_Data excerpts:_
--- Begin ---
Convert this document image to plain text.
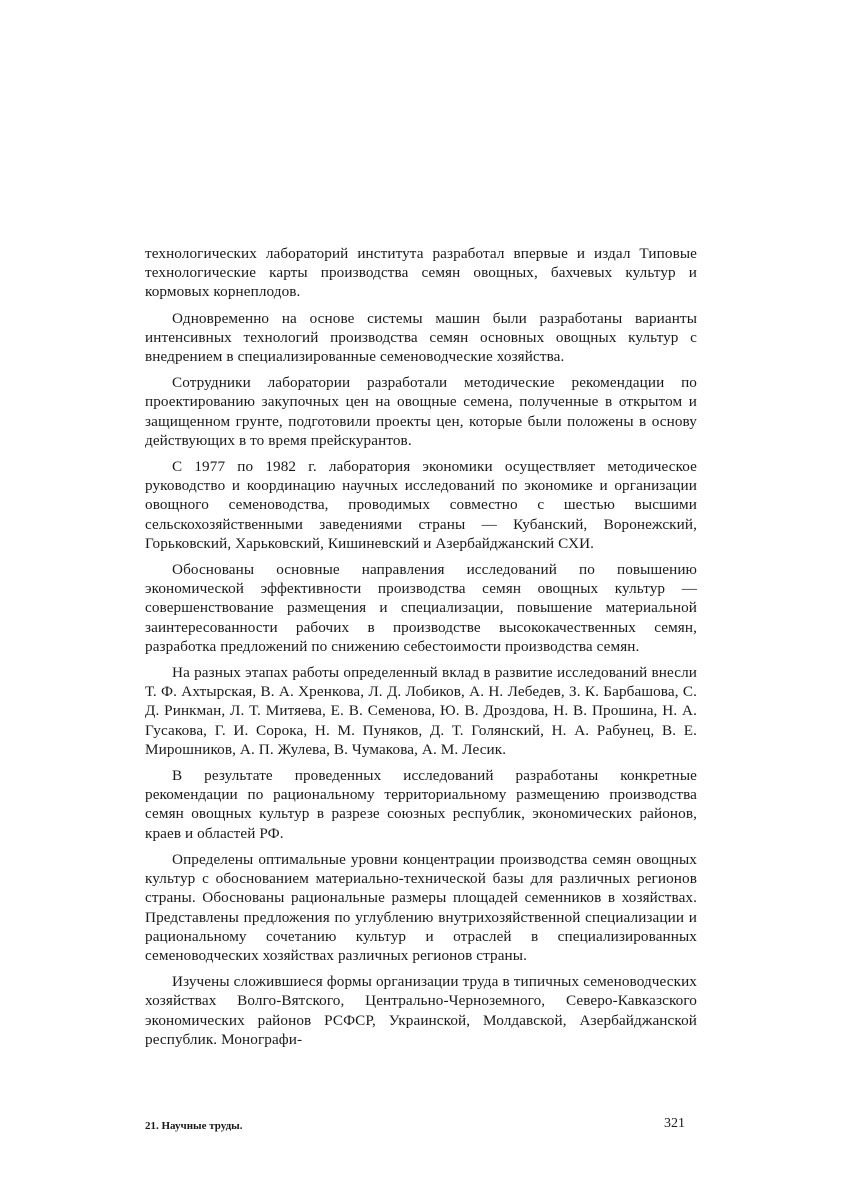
технологических лабораторий института разработал впервые и издал Типовые технологические карты производства семян овощных, бахчевых культур и кормовых корнеплодов.

Одновременно на основе системы машин были разработаны варианты интенсивных технологий производства семян основных овощных культур с внедрением в специализированные семеноводческие хозяйства.

Сотрудники лаборатории разработали методические рекомендации по проектированию закупочных цен на овощные семена, полученные в открытом и защищенном грунте, подготовили проекты цен, которые были положены в основу действующих в то время прейскурантов.

С 1977 по 1982 г. лаборатория экономики осуществляет методическое руководство и координацию научных исследований по экономике и организации овощного семеноводства, проводимых совместно с шестью высшими сельскохозяйственными заведениями страны — Кубанский, Воронежский, Горьковский, Харьковский, Кишиневский и Азербайджанский СХИ.

Обоснованы основные направления исследований по повышению экономической эффективности производства семян овощных культур — совершенствование размещения и специализации, повышение материальной заинтересованности рабочих в производстве высококачественных семян, разработка предложений по снижению себестоимости производства семян.

На разных этапах работы определенный вклад в развитие исследований внесли Т. Ф. Ахтырская, В. А. Хренкова, Л. Д. Лобиков, А. Н. Лебедев, З. К. Барбашова, С. Д. Ринкман, Л. Т. Митяева, Е. В. Семенова, Ю. В. Дроздова, Н. В. Прошина, Н. А. Гусакова, Г. И. Сорока, Н. М. Пуняков, Д. Т. Голянский, Н. А. Рабунец, В. Е. Мирошников, А. П. Жулева, В. Чумакова, А. М. Лесик.

В результате проведенных исследований разработаны конкретные рекомендации по рациональному территориальному размещению производства семян овощных культур в разрезе союзных республик, экономических районов, краев и областей РФ.

Определены оптимальные уровни концентрации производства семян овощных культур с обоснованием материально-технической базы для различных регионов страны. Обоснованы рациональные размеры площадей семенников в хозяйствах. Представлены предложения по углублению внутрихозяйственной специализации и рациональному сочетанию культур и отраслей в специализированных семеноводческих хозяйствах различных регионов страны.

Изучены сложившиеся формы организации труда в типичных семеноводческих хозяйствах Волго-Вятского, Центрально-Черноземного, Северо-Кавказского экономических районов РСФСР, Украинской, Молдавской, Азербайджанской республик. Монографи-

21. Научные труды.	321
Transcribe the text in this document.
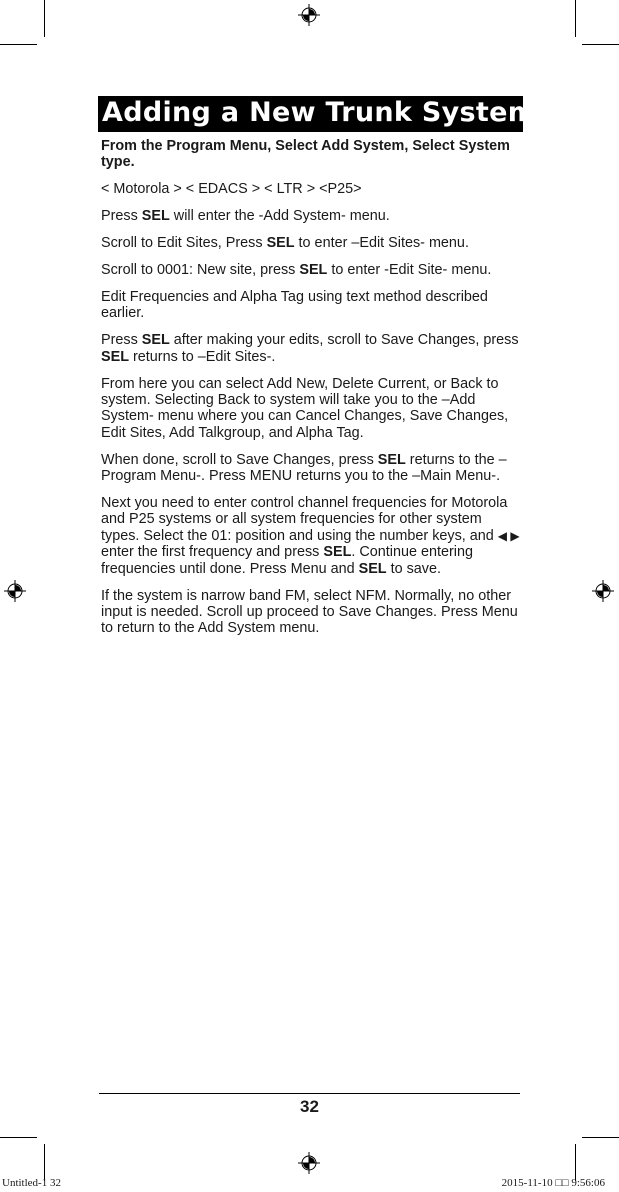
Adding a New Trunk System

From the Program Menu, Select Add System, Select System type.

< Motorola > < EDACS > < LTR > <P25>

Press SEL will enter the -Add System- menu.

Scroll to Edit Sites, Press SEL to enter –Edit Sites- menu.

Scroll to 0001: New site, press SEL to enter -Edit Site- menu.

Edit Frequencies and Alpha Tag using text method described earlier.

Press SEL after making your edits, scroll to Save Changes, press SEL returns to –Edit Sites-.

From here you can select Add New, Delete Current, or Back to system. Selecting Back to system will take you to the –Add System- menu where you can Cancel Changes, Save Changes, Edit Sites, Add Talkgroup, and Alpha Tag.

When done, scroll to Save Changes, press SEL returns to the –Program Menu-. Press MENU returns you to the –Main Menu-.

Next you need to enter control channel frequencies for Motorola and P25 systems or all system frequencies for other system types. Select the 01: position and using the number keys, and ◀ ▶ enter the first frequency and press SEL. Continue entering frequencies until done. Press Menu and SEL to save.

If the system is narrow band FM, select NFM. Normally, no other input is needed. Scroll up proceed to Save Changes. Press Menu to return to the Add System menu.

32
Untitled-1 32	2015-11-10 □□ 9:56:06
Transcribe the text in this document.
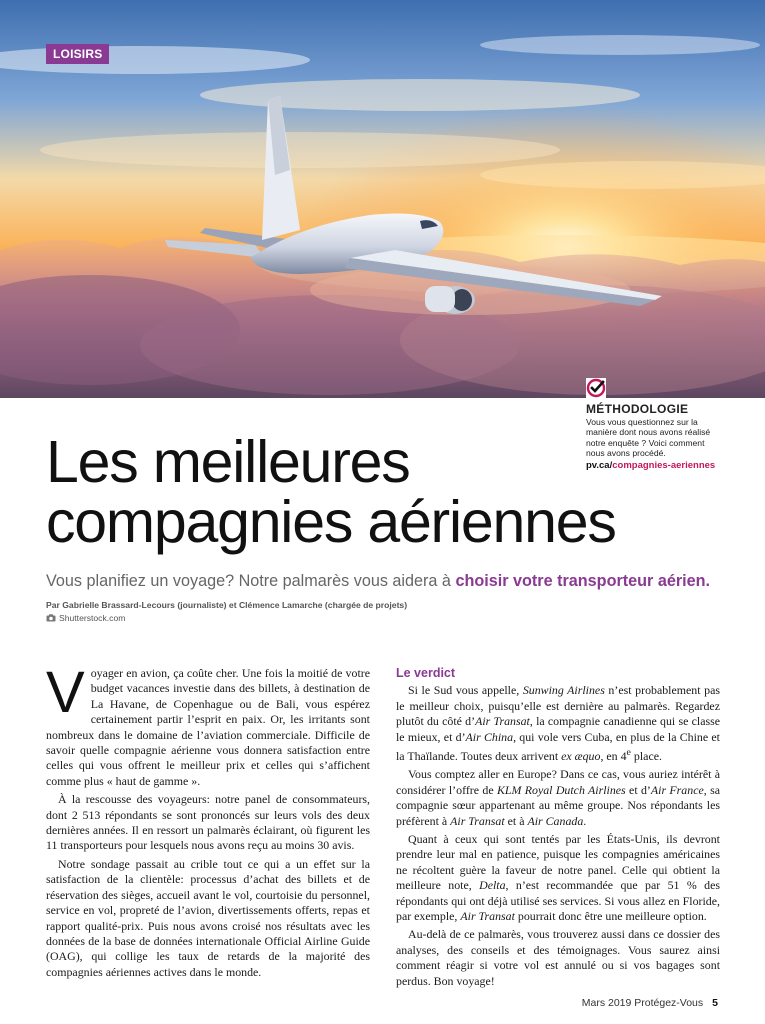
LOISIRS
MÉTHODOLOGIE
Vous vous questionnez sur la
manière dont nous avons réalisé
notre enquête ? Voici comment
nous avons procédé.
pv.ca/compagnies-aeriennes
Les meilleures
compagnies aériennes
Vous planifiez un voyage? Notre palmarès vous aidera à choisir votre transporteur aérien.
Par Gabrielle Brassard-Lecours (journaliste) et Clémence Lamarche (chargée de projets)
Shutterstock.com

Voyager en avion, ça coûte cher. Une fois la moitié de votre budget vacances investie dans des billets, à destination de La Havane, de Copenhague ou de Bali, vous espérez certainement partir l’esprit en paix. Or, les irritants sont nombreux dans le domaine de l’aviation commerciale. Difficile de savoir quelle compagnie aérienne vous donnera satisfaction entre celles qui vous offrent le meilleur prix et celles qui s’affichent comme plus « haut de gamme ».

À la rescousse des voyageurs: notre panel de consommateurs, dont 2 513 répondants se sont prononcés sur leurs vols des deux dernières années. Il en ressort un palmarès éclairant, où figurent les 11 transporteurs pour lesquels nous avons reçu au moins 30 avis.

Notre sondage passait au crible tout ce qui a un effet sur la satisfaction de la clientèle: processus d’achat des billets et de réservation des sièges, accueil avant le vol, courtoisie du personnel, service en vol, propreté de l’avion, divertissements offerts, repas et rapport qualité-prix. Puis nous avons croisé nos résultats avec les données de la base de données internationale Official Airline Guide (OAG), qui collige les taux de retards de la majorité des compagnies aériennes actives dans le monde.

Le verdict

Si le Sud vous appelle, Sunwing Airlines n’est probablement pas le meilleur choix, puisqu’elle est dernière au palmarès. Regardez plutôt du côté d’Air Transat, la compagnie canadienne qui se classe le mieux, et d’Air China, qui vole vers Cuba, en plus de la Chine et la Thaïlande. Toutes deux arrivent ex æquo, en 4e place.

Vous comptez aller en Europe? Dans ce cas, vous auriez intérêt à considérer l’offre de KLM Royal Dutch Airlines et d’Air France, sa compagnie sœur appartenant au même groupe. Nos répondants les préfèrent à Air Transat et à Air Canada.

Quant à ceux qui sont tentés par les États-Unis, ils devront prendre leur mal en patience, puisque les compagnies américaines ne récoltent guère la faveur de notre panel. Celle qui obtient la meilleure note, Delta, n’est recommandée que par 51 % des répondants qui ont déjà utilisé ses services. Si vous allez en Floride, par exemple, Air Transat pourrait donc être une meilleure option.

Au-delà de ce palmarès, vous trouverez aussi dans ce dossier des analyses, des conseils et des témoignages. Vous saurez ainsi comment réagir si votre vol est annulé ou si vos bagages sont perdus. Bon voyage!

Mars 2019 Protégez-Vous 5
--- End ---
_The task:_
Write out the entries again, exactly as given, skipping any images.

_Output for this exercise:_
Convert this document image to plain text.
технологических лабораторий института разработал впервые и издал Типовые технологические карты производства семян овощных, бахчевых культур и кормовых корнеплодов.

Одновременно на основе системы машин были разработаны варианты интенсивных технологий производства семян основных овощных культур с внедрением в специализированные семеноводческие хозяйства.

Сотрудники лаборатории разработали методические рекомендации по проектированию закупочных цен на овощные семена, полученные в открытом и защищенном грунте, подготовили проекты цен, которые были положены в основу действующих в то время прейскурантов.

С 1977 по 1982 г. лаборатория экономики осуществляет методическое руководство и координацию научных исследований по экономике и организации овощного семеноводства, проводимых совместно с шестью высшими сельскохозяйственными заведениями страны — Кубанский, Воронежский, Горьковский, Харьковский, Кишиневский и Азербайджанский СХИ.

Обоснованы основные направления исследований по повышению экономической эффективности производства семян овощных культур — совершенствование размещения и специализации, повышение материальной заинтересованности рабочих в производстве высококачественных семян, разработка предложений по снижению себестоимости производства семян.

На разных этапах работы определенный вклад в развитие исследований внесли Т. Ф. Ахтырская, В. А. Хренкова, Л. Д. Лобиков, А. Н. Лебедев, З. К. Барбашова, С. Д. Ринкман, Л. Т. Митяева, Е. В. Семенова, Ю. В. Дроздова, Н. В. Прошина, Н. А. Гусакова, Г. И. Сорока, Н. М. Пуняков, Д. Т. Голянский, Н. А. Рабунец, В. Е. Мирошников, А. П. Жулева, В. Чумакова, А. М. Лесик.

В результате проведенных исследований разработаны конкретные рекомендации по рациональному территориальному размещению производства семян овощных культур в разрезе союзных республик, экономических районов, краев и областей РФ.

Определены оптимальные уровни концентрации производства семян овощных культур с обоснованием материально-технической базы для различных регионов страны. Обоснованы рациональные размеры площадей семенников в хозяйствах. Представлены предложения по углублению внутрихозяйственной специализации и рациональному сочетанию культур и отраслей в специализированных семеноводческих хозяйствах различных регионов страны.

Изучены сложившиеся формы организации труда в типичных семеноводческих хозяйствах Волго-Вятского, Центрально-Черноземного, Северо-Кавказского экономических районов РСФСР, Украинской, Молдавской, Азербайджанской республик. Монографи-

21. Научные труды.	321
Transcribe the text in this document.
Adding a New Trunk System

From the Program Menu, Select Add System, Select System type.

< Motorola > < EDACS > < LTR > <P25>

Press SEL will enter the -Add System- menu.

Scroll to Edit Sites, Press SEL to enter –Edit Sites- menu.

Scroll to 0001: New site, press SEL to enter -Edit Site- menu.

Edit Frequencies and Alpha Tag using text method described earlier.

Press SEL after making your edits, scroll to Save Changes, press SEL returns to –Edit Sites-.

From here you can select Add New, Delete Current, or Back to system. Selecting Back to system will take you to the –Add System- menu where you can Cancel Changes, Save Changes, Edit Sites, Add Talkgroup, and Alpha Tag.

When done, scroll to Save Changes, press SEL returns to the –Program Menu-. Press MENU returns you to the –Main Menu-.

Next you need to enter control channel frequencies for Motorola and P25 systems or all system frequencies for other system types. Select the 01: position and using the number keys, and ◀ ▶ enter the first frequency and press SEL. Continue entering frequencies until done. Press Menu and SEL to save.

If the system is narrow band FM, select NFM. Normally, no other input is needed. Scroll up proceed to Save Changes. Press Menu to return to the Add System menu.

32
Untitled-1 32	2015-11-10 □□ 9:56:06
Transcribe the text in this document.
LOISIRS
MÉTHODOLOGIE
Vous vous questionnez sur la
manière dont nous avons réalisé
notre enquête ? Voici comment
nous avons procédé.
pv.ca/compagnies-aeriennes
Les meilleures
compagnies aériennes
Vous planifiez un voyage? Notre palmarès vous aidera à choisir votre transporteur aérien.
Par Gabrielle Brassard-Lecours (journaliste) et Clémence Lamarche (chargée de projets)
Shutterstock.com

Voyager en avion, ça coûte cher. Une fois la moitié de votre budget vacances investie dans des billets, à destination de La Havane, de Copenhague ou de Bali, vous espérez certainement partir l’esprit en paix. Or, les irritants sont nombreux dans le domaine de l’aviation commerciale. Difficile de savoir quelle compagnie aérienne vous donnera satisfaction entre celles qui vous offrent le meilleur prix et celles qui s’affichent comme plus « haut de gamme ».

À la rescousse des voyageurs: notre panel de consommateurs, dont 2 513 répondants se sont prononcés sur leurs vols des deux dernières années. Il en ressort un palmarès éclairant, où figurent les 11 transporteurs pour lesquels nous avons reçu au moins 30 avis.

Notre sondage passait au crible tout ce qui a un effet sur la satisfaction de la clientèle: processus d’achat des billets et de réservation des sièges, accueil avant le vol, courtoisie du personnel, service en vol, propreté de l’avion, divertissements offerts, repas et rapport qualité-prix. Puis nous avons croisé nos résultats avec les données de la base de données internationale Official Airline Guide (OAG), qui collige les taux de retards de la majorité des compagnies aériennes actives dans le monde.

Le verdict

Si le Sud vous appelle, Sunwing Airlines n’est probablement pas le meilleur choix, puisqu’elle est dernière au palmarès. Regardez plutôt du côté d’Air Transat, la compagnie canadienne qui se classe le mieux, et d’Air China, qui vole vers Cuba, en plus de la Chine et la Thaïlande. Toutes deux arrivent ex æquo, en 4e place.

Vous comptez aller en Europe? Dans ce cas, vous auriez intérêt à considérer l’offre de KLM Royal Dutch Airlines et d’Air France, sa compagnie sœur appartenant au même groupe. Nos répondants les préfèrent à Air Transat et à Air Canada.

Quant à ceux qui sont tentés par les États-Unis, ils devront prendre leur mal en patience, puisque les compagnies américaines ne récoltent guère la faveur de notre panel. Celle qui obtient la meilleure note, Delta, n’est recommandée que par 51 % des répondants qui ont déjà utilisé ses services. Si vous allez en Floride, par exemple, Air Transat pourrait donc être une meilleure option.

Au-delà de ce palmarès, vous trouverez aussi dans ce dossier des analyses, des conseils et des témoignages. Vous saurez ainsi comment réagir si votre vol est annulé ou si vos bagages sont perdus. Bon voyage!

Mars 2019 Protégez-Vous 5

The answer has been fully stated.